[Start]

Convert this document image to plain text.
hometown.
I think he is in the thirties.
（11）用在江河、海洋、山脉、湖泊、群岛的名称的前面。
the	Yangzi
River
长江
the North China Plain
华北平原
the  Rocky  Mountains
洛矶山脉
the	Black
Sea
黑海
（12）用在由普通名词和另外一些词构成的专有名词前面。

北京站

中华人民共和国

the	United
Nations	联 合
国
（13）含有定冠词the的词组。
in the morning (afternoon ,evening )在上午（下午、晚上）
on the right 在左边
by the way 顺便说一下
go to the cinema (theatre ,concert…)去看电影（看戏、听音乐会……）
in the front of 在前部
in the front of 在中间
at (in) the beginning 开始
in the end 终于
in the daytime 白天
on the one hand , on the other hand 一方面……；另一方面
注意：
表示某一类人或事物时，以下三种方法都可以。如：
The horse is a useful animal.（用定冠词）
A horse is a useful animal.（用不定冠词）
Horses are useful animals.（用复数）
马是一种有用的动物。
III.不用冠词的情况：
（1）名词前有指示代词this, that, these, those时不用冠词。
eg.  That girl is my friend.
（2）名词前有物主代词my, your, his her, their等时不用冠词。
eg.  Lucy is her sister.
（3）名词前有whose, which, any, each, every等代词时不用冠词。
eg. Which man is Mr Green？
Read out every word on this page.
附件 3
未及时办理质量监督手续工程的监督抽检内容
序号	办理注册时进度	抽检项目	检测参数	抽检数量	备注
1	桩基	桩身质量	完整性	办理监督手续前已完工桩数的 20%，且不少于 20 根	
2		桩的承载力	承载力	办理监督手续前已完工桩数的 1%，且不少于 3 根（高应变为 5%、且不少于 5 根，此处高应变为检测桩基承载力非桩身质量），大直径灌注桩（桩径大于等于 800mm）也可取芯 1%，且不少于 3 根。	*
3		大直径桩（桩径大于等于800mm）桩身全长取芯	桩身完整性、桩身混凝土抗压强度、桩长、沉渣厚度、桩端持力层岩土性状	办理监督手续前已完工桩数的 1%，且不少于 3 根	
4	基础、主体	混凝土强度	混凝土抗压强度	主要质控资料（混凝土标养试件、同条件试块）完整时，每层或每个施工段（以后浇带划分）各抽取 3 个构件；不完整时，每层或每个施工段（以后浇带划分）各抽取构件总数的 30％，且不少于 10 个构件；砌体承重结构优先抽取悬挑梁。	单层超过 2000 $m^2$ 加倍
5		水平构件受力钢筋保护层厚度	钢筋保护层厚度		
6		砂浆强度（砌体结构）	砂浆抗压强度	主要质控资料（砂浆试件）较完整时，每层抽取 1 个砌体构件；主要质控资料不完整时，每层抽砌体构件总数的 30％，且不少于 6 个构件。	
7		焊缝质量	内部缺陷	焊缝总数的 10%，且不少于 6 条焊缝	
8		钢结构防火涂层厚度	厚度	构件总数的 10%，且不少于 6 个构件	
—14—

[End]

→ **What the task requires**
Copy out every line of the listing that contains the string "办理监督手续前已完工桩数的".

→ **Task result**
1	桩基	桩身质量	完整性	办理监督手续前已完工桩数的 20%，且不少于 20 根	
2		桩的承载力	承载力	办理监督手续前已完工桩数的 1%，且不少于 3 根（高应变为 5%、且不少于 5 根，此处高应变为检测桩基承载力非桩身质量），大直径灌注桩（桩径大于等于 800mm）也可取芯 1%，且不少于 3 根。	*
3		大直径桩（桩径大于等于800mm）桩身全长取芯	桩身完整性、桩身混凝土抗压强度、桩长、沉渣厚度、桩端持力层岩土性状	办理监督手续前已完工桩数的 1%，且不少于 3 根	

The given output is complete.